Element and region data
• • • • • • •

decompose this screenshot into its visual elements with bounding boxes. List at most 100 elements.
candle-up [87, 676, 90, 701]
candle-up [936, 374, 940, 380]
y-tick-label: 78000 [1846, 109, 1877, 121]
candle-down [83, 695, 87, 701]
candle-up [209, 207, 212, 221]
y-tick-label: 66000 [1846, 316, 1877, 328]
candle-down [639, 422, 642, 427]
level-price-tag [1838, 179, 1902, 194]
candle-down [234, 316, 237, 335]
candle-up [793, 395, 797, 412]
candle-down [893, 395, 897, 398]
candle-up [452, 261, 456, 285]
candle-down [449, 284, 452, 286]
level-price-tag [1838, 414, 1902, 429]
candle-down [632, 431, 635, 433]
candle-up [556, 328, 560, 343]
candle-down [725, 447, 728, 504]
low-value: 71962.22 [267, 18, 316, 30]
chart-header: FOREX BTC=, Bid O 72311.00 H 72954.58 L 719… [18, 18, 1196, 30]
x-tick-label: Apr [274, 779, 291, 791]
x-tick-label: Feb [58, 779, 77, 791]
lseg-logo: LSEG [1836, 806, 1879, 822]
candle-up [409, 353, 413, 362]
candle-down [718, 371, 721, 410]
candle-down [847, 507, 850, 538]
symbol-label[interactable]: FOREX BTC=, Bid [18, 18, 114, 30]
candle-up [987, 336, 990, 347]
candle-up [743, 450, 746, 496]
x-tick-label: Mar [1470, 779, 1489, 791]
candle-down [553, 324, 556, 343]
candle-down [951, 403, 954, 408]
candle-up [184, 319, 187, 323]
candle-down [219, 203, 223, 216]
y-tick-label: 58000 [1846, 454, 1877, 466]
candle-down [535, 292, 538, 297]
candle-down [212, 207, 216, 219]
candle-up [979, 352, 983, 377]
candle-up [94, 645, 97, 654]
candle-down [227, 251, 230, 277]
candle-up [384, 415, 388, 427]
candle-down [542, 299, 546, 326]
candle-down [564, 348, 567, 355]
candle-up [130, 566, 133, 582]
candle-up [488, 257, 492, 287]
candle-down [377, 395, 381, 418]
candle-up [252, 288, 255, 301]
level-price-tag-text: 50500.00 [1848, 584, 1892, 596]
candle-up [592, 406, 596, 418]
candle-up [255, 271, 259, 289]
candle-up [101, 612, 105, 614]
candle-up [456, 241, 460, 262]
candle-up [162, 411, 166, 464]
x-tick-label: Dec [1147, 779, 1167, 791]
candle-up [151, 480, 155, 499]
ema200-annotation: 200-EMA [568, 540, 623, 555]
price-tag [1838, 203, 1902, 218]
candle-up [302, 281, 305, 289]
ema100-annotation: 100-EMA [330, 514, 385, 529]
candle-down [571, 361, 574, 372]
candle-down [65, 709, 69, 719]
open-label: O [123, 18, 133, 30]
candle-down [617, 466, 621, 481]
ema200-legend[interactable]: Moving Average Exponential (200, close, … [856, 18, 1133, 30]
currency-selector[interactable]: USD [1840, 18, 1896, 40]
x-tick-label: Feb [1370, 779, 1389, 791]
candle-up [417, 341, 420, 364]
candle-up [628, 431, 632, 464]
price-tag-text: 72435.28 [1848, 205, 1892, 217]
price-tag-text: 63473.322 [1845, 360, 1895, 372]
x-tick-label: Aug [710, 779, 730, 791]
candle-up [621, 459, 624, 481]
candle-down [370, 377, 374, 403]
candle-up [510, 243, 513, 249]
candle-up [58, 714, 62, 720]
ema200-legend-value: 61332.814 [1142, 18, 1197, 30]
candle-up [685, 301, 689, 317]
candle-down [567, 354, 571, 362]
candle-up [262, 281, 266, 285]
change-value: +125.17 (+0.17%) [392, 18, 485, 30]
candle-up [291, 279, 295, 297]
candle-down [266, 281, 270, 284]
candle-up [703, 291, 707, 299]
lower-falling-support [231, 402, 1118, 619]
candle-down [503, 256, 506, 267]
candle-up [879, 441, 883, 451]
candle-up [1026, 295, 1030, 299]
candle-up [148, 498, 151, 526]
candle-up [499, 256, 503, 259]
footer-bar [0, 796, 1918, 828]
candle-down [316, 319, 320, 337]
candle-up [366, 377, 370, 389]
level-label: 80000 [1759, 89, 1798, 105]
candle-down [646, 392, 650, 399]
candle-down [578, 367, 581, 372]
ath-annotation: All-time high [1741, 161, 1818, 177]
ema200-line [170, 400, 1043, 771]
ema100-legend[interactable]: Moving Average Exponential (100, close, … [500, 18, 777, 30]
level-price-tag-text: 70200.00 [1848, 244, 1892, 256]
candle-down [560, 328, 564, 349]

• • • • • • •

**Goal**
Copy out every line in the items above without changing anything.

**Solution for this exercise**
decompose this screenshot into its visual elements with bounding boxes. List at most 100 elements.
candle-up [87, 676, 90, 701]
candle-up [936, 374, 940, 380]
y-tick-label: 78000 [1846, 109, 1877, 121]
candle-down [83, 695, 87, 701]
candle-up [209, 207, 212, 221]
y-tick-label: 66000 [1846, 316, 1877, 328]
candle-down [639, 422, 642, 427]
level-price-tag [1838, 179, 1902, 194]
candle-down [234, 316, 237, 335]
candle-up [793, 395, 797, 412]
candle-down [893, 395, 897, 398]
candle-up [452, 261, 456, 285]
candle-down [449, 284, 452, 286]
level-price-tag [1838, 414, 1902, 429]
candle-down [632, 431, 635, 433]
candle-up [556, 328, 560, 343]
candle-down [725, 447, 728, 504]
low-value: 71962.22 [267, 18, 316, 30]
chart-header: FOREX BTC=, Bid O 72311.00 H 72954.58 L 719… [18, 18, 1196, 30]
x-tick-label: Apr [274, 779, 291, 791]
x-tick-label: Feb [58, 779, 77, 791]
lseg-logo: LSEG [1836, 806, 1879, 822]
candle-up [409, 353, 413, 362]
candle-down [718, 371, 721, 410]
candle-down [847, 507, 850, 538]
symbol-label[interactable]: FOREX BTC=, Bid [18, 18, 114, 30]
candle-up [987, 336, 990, 347]
candle-up [743, 450, 746, 496]
x-tick-label: Mar [1470, 779, 1489, 791]
candle-down [553, 324, 556, 343]
candle-down [951, 403, 954, 408]
candle-up [184, 319, 187, 323]
candle-down [219, 203, 223, 216]
y-tick-label: 58000 [1846, 454, 1877, 466]
candle-down [535, 292, 538, 297]
candle-down [212, 207, 216, 219]
candle-up [979, 352, 983, 377]
candle-up [94, 645, 97, 654]
candle-down [227, 251, 230, 277]
candle-up [384, 415, 388, 427]
candle-down [542, 299, 546, 326]
candle-down [564, 348, 567, 355]
candle-up [130, 566, 133, 582]
candle-up [488, 257, 492, 287]
candle-down [377, 395, 381, 418]
candle-up [252, 288, 255, 301]
level-price-tag-text: 50500.00 [1848, 584, 1892, 596]
candle-up [592, 406, 596, 418]
candle-up [255, 271, 259, 289]
candle-up [101, 612, 105, 614]
candle-up [456, 241, 460, 262]
candle-up [162, 411, 166, 464]
x-tick-label: Dec [1147, 779, 1167, 791]
candle-up [151, 480, 155, 499]
ema200-annotation: 200-EMA [568, 540, 623, 555]
price-tag [1838, 203, 1902, 218]
candle-up [302, 281, 305, 289]
ema100-annotation: 100-EMA [330, 514, 385, 529]
candle-down [571, 361, 574, 372]
candle-down [65, 709, 69, 719]
open-label: O [123, 18, 133, 30]
candle-down [617, 466, 621, 481]
ema200-legend[interactable]: Moving Average Exponential (200, close, … [856, 18, 1133, 30]
currency-selector[interactable]: USD [1840, 18, 1896, 40]
x-tick-label: Feb [1370, 779, 1389, 791]
candle-up [417, 341, 420, 364]
candle-up [628, 431, 632, 464]
price-tag-text: 72435.28 [1848, 205, 1892, 217]
price-tag-text: 63473.322 [1845, 360, 1895, 372]
x-tick-label: Aug [710, 779, 730, 791]
candle-up [621, 459, 624, 481]
candle-down [370, 377, 374, 403]
candle-up [510, 243, 513, 249]
candle-up [58, 714, 62, 720]
ema200-legend-value: 61332.814 [1142, 18, 1197, 30]
candle-up [685, 301, 689, 317]
candle-down [567, 354, 571, 362]
candle-up [262, 281, 266, 285]
change-value: +125.17 (+0.17%) [392, 18, 485, 30]
candle-up [291, 279, 295, 297]
candle-down [266, 281, 270, 284]
candle-up [703, 291, 707, 299]
lower-falling-support [231, 402, 1118, 619]
candle-down [503, 256, 506, 267]
candle-up [879, 441, 883, 451]
candle-up [1026, 295, 1030, 299]
candle-up [148, 498, 151, 526]
candle-up [499, 256, 503, 259]
footer-bar [0, 796, 1918, 828]
candle-down [316, 319, 320, 337]
candle-up [366, 377, 370, 389]
level-label: 80000 [1759, 89, 1798, 105]
candle-down [646, 392, 650, 399]
candle-down [578, 367, 581, 372]
ath-annotation: All-time high [1741, 161, 1818, 177]
ema200-line [170, 400, 1043, 771]
ema100-legend[interactable]: Moving Average Exponential (100, close, … [500, 18, 777, 30]
level-price-tag-text: 70200.00 [1848, 244, 1892, 256]
candle-down [560, 328, 564, 349]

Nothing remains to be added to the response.